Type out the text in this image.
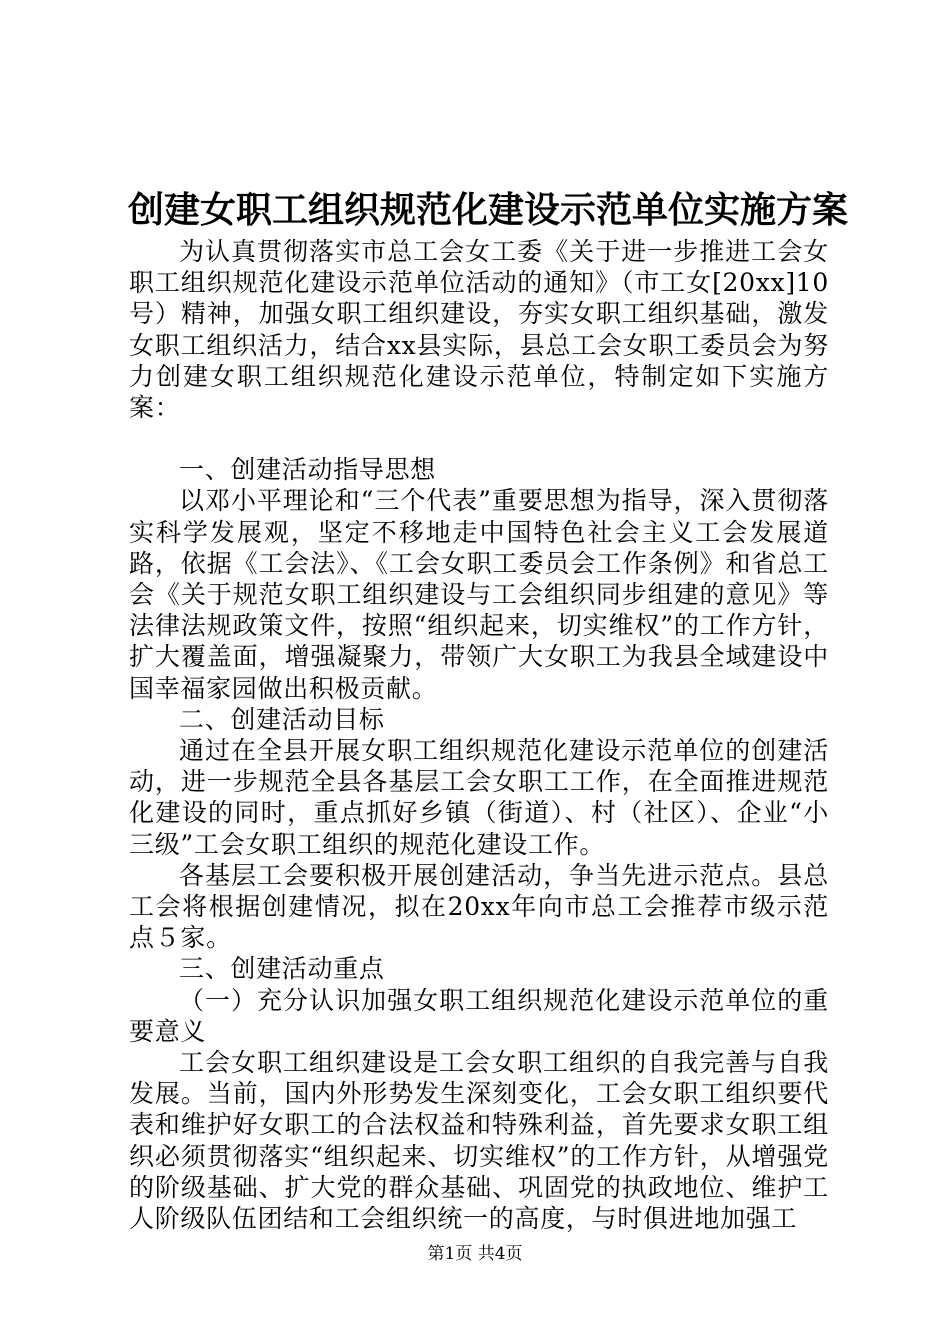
创建女职工组织规范化建设示范单位实施方案

为认真贯彻落实市总工会女工委《关于进一步推进工会女职工组织规范化建设示范单位活动的通知》（市工女[20xx]10号）精神，加强女职工组织建设，夯实女职工组织基础，激发女职工组织活力，结合xx县实际，县总工会女职工委员会为努力创建女职工组织规范化建设示范单位，特制定如下实施方案：

一、创建活动指导思想

以邓小平理论和“三个代表”重要思想为指导，深入贯彻落实科学发展观，坚定不移地走中国特色社会主义工会发展道路，依据《工会法》、《工会女职工委员会工作条例》和省总工会《关于规范女职工组织建设与工会组织同步组建的意见》等法律法规政策文件，按照“组织起来，切实维权”的工作方针，扩大覆盖面，增强凝聚力，带领广大女职工为我县全域建设中国幸福家园做出积极贡献。

二、创建活动目标

通过在全县开展女职工组织规范化建设示范单位的创建活动，进一步规范全县各基层工会女职工工作，在全面推进规范化建设的同时，重点抓好乡镇（街道）、村（社区）、企业“小三级”工会女职工组织的规范化建设工作。

各基层工会要积极开展创建活动，争当先进示范点。县总工会将根据创建情况，拟在20xx年向市总工会推荐市级示范点５家。

三、创建活动重点

（一）充分认识加强女职工组织规范化建设示范单位的重要意义

工会女职工组织建设是工会女职工组织的自我完善与自我发展。当前，国内外形势发生深刻变化，工会女职工组织要代表和维护好女职工的合法权益和特殊利益，首先要求女职工组织必须贯彻落实“组织起来、切实维权”的工作方针，从增强党的阶级基础、扩大党的群众基础、巩固党的执政地位、维护工人阶级队伍团结和工会组织统一的高度，与时俱进地加强工

第1页 共4页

· · · ·

PROBLEM DESCRIPTION:
Repeat the material above word for word and skip every image in it.

CORRECT RESULT:
Type out the text in this image.
创建女职工组织规范化建设示范单位实施方案

为认真贯彻落实市总工会女工委《关于进一步推进工会女职工组织规范化建设示范单位活动的通知》（市工女[20xx]10号）精神，加强女职工组织建设，夯实女职工组织基础，激发女职工组织活力，结合xx县实际，县总工会女职工委员会为努力创建女职工组织规范化建设示范单位，特制定如下实施方案：

一、创建活动指导思想

以邓小平理论和“三个代表”重要思想为指导，深入贯彻落实科学发展观，坚定不移地走中国特色社会主义工会发展道路，依据《工会法》、《工会女职工委员会工作条例》和省总工会《关于规范女职工组织建设与工会组织同步组建的意见》等法律法规政策文件，按照“组织起来，切实维权”的工作方针，扩大覆盖面，增强凝聚力，带领广大女职工为我县全域建设中国幸福家园做出积极贡献。

二、创建活动目标

通过在全县开展女职工组织规范化建设示范单位的创建活动，进一步规范全县各基层工会女职工工作，在全面推进规范化建设的同时，重点抓好乡镇（街道）、村（社区）、企业“小三级”工会女职工组织的规范化建设工作。

各基层工会要积极开展创建活动，争当先进示范点。县总工会将根据创建情况，拟在20xx年向市总工会推荐市级示范点５家。

三、创建活动重点

（一）充分认识加强女职工组织规范化建设示范单位的重要意义

工会女职工组织建设是工会女职工组织的自我完善与自我发展。当前，国内外形势发生深刻变化，工会女职工组织要代表和维护好女职工的合法权益和特殊利益，首先要求女职工组织必须贯彻落实“组织起来、切实维权”的工作方针，从增强党的阶级基础、扩大党的群众基础、巩固党的执政地位、维护工人阶级队伍团结和工会组织统一的高度，与时俱进地加强工

第1页 共4页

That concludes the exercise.